WRITTEN PROBLEM =>
Could you extract every entry below and reproduce it exactly?

DATA RECORDS =>
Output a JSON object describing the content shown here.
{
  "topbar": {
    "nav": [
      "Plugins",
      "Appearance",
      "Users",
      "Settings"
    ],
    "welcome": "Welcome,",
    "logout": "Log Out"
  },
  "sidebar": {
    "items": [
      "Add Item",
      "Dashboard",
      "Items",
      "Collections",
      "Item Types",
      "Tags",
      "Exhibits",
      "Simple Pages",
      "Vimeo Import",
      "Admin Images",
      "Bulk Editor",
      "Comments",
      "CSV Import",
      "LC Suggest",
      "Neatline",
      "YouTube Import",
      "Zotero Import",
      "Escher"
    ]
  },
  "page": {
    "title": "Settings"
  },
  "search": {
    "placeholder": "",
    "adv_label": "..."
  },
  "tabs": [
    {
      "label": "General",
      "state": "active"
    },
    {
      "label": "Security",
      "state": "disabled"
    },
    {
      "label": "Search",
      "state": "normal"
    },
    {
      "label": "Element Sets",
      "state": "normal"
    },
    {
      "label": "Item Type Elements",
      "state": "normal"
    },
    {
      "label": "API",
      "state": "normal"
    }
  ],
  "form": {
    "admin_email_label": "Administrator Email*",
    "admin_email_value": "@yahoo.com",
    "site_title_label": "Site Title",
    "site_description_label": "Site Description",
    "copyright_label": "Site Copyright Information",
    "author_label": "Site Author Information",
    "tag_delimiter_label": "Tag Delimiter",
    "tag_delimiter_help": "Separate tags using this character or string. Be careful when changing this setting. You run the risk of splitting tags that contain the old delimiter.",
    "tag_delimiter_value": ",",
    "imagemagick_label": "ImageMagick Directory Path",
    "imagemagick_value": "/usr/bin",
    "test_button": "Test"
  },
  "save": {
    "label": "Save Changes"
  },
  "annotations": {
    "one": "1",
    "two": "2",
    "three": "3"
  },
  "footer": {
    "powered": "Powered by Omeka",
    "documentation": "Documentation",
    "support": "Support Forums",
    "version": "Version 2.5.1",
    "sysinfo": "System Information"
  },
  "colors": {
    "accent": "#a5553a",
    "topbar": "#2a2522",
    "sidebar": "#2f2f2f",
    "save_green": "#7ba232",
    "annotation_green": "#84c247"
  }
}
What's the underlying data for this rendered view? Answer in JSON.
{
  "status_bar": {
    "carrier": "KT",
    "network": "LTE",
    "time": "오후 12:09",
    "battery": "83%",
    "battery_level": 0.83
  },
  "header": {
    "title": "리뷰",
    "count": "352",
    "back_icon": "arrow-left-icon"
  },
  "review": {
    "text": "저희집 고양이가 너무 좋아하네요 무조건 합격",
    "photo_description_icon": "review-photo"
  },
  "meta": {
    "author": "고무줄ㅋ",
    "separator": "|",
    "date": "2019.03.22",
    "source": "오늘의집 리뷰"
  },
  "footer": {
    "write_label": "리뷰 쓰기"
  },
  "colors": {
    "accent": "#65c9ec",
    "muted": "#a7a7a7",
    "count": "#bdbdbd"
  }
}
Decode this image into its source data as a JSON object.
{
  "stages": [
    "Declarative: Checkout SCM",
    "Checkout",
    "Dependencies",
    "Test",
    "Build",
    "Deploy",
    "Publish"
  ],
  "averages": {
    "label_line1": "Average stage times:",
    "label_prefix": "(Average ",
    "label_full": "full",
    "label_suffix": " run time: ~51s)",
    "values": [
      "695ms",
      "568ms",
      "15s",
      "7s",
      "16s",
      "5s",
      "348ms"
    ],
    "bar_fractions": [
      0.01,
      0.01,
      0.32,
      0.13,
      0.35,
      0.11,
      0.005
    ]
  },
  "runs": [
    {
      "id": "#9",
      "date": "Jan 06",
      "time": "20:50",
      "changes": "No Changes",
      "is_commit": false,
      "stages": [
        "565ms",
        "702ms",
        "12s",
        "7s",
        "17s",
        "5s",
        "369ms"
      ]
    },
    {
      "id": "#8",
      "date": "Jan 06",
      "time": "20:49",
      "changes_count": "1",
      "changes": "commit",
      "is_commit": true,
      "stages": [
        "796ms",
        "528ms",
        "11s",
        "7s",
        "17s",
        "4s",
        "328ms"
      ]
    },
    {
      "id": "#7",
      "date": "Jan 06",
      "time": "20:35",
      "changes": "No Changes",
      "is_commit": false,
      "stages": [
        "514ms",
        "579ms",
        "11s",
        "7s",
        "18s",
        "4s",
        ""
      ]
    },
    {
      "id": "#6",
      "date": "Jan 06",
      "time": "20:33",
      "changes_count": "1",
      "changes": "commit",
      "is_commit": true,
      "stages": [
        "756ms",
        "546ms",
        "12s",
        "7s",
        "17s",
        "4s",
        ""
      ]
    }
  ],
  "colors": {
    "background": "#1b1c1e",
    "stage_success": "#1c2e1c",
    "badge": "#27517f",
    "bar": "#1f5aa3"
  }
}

SOLUTION FOR THIS EXERCISE =>
Output a JSON object describing the content shown here.
{
  "topbar": {
    "nav": [
      "Plugins",
      "Appearance",
      "Users",
      "Settings"
    ],
    "welcome": "Welcome,",
    "logout": "Log Out"
  },
  "sidebar": {
    "items": [
      "Add Item",
      "Dashboard",
      "Items",
      "Collections",
      "Item Types",
      "Tags",
      "Exhibits",
      "Simple Pages",
      "Vimeo Import",
      "Admin Images",
      "Bulk Editor",
      "Comments",
      "CSV Import",
      "LC Suggest",
      "Neatline",
      "YouTube Import",
      "Zotero Import",
      "Escher"
    ]
  },
  "page": {
    "title": "Settings"
  },
  "search": {
    "placeholder": "",
    "adv_label": "..."
  },
  "tabs": [
    {
      "label": "General",
      "state": "active"
    },
    {
      "label": "Security",
      "state": "disabled"
    },
    {
      "label": "Search",
      "state": "normal"
    },
    {
      "label": "Element Sets",
      "state": "normal"
    },
    {
      "label": "Item Type Elements",
      "state": "normal"
    },
    {
      "label": "API",
      "state": "normal"
    }
  ],
  "form": {
    "admin_email_label": "Administrator Email*",
    "admin_email_value": "@yahoo.com",
    "site_title_label": "Site Title",
    "site_description_label": "Site Description",
    "copyright_label": "Site Copyright Information",
    "author_label": "Site Author Information",
    "tag_delimiter_label": "Tag Delimiter",
    "tag_delimiter_help": "Separate tags using this character or string. Be careful when changing this setting. You run the risk of splitting tags that contain the old delimiter.",
    "tag_delimiter_value": ",",
    "imagemagick_label": "ImageMagick Directory Path",
    "imagemagick_value": "/usr/bin",
    "test_button": "Test"
  },
  "save": {
    "label": "Save Changes"
  },
  "annotations": {
    "one": "1",
    "two": "2",
    "three": "3"
  },
  "footer": {
    "powered": "Powered by Omeka",
    "documentation": "Documentation",
    "support": "Support Forums",
    "version": "Version 2.5.1",
    "sysinfo": "System Information"
  },
  "colors": {
    "accent": "#a5553a",
    "topbar": "#2a2522",
    "sidebar": "#2f2f2f",
    "save_green": "#7ba232",
    "annotation_green": "#84c247"
  }
}
What's the underlying data for this rendered view? Answer in JSON.
{
  "status_bar": {
    "carrier": "KT",
    "network": "LTE",
    "time": "오후 12:09",
    "battery": "83%",
    "battery_level": 0.83
  },
  "header": {
    "title": "리뷰",
    "count": "352",
    "back_icon": "arrow-left-icon"
  },
  "review": {
    "text": "저희집 고양이가 너무 좋아하네요 무조건 합격",
    "photo_description_icon": "review-photo"
  },
  "meta": {
    "author": "고무줄ㅋ",
    "separator": "|",
    "date": "2019.03.22",
    "source": "오늘의집 리뷰"
  },
  "footer": {
    "write_label": "리뷰 쓰기"
  },
  "colors": {
    "accent": "#65c9ec",
    "muted": "#a7a7a7",
    "count": "#bdbdbd"
  }
}
Decode this image into its source data as a JSON object.
{
  "stages": [
    "Declarative: Checkout SCM",
    "Checkout",
    "Dependencies",
    "Test",
    "Build",
    "Deploy",
    "Publish"
  ],
  "averages": {
    "label_line1": "Average stage times:",
    "label_prefix": "(Average ",
    "label_full": "full",
    "label_suffix": " run time: ~51s)",
    "values": [
      "695ms",
      "568ms",
      "15s",
      "7s",
      "16s",
      "5s",
      "348ms"
    ],
    "bar_fractions": [
      0.01,
      0.01,
      0.32,
      0.13,
      0.35,
      0.11,
      0.005
    ]
  },
  "runs": [
    {
      "id": "#9",
      "date": "Jan 06",
      "time": "20:50",
      "changes": "No Changes",
      "is_commit": false,
      "stages": [
        "565ms",
        "702ms",
        "12s",
        "7s",
        "17s",
        "5s",
        "369ms"
      ]
    },
    {
      "id": "#8",
      "date": "Jan 06",
      "time": "20:49",
      "changes_count": "1",
      "changes": "commit",
      "is_commit": true,
      "stages": [
        "796ms",
        "528ms",
        "11s",
        "7s",
        "17s",
        "4s",
        "328ms"
      ]
    },
    {
      "id": "#7",
      "date": "Jan 06",
      "time": "20:35",
      "changes": "No Changes",
      "is_commit": false,
      "stages": [
        "514ms",
        "579ms",
        "11s",
        "7s",
        "18s",
        "4s",
        ""
      ]
    },
    {
      "id": "#6",
      "date": "Jan 06",
      "time": "20:33",
      "changes_count": "1",
      "changes": "commit",
      "is_commit": true,
      "stages": [
        "756ms",
        "546ms",
        "12s",
        "7s",
        "17s",
        "4s",
        ""
      ]
    }
  ],
  "colors": {
    "background": "#1b1c1e",
    "stage_success": "#1c2e1c",
    "badge": "#27517f",
    "bar": "#1f5aa3"
  }
}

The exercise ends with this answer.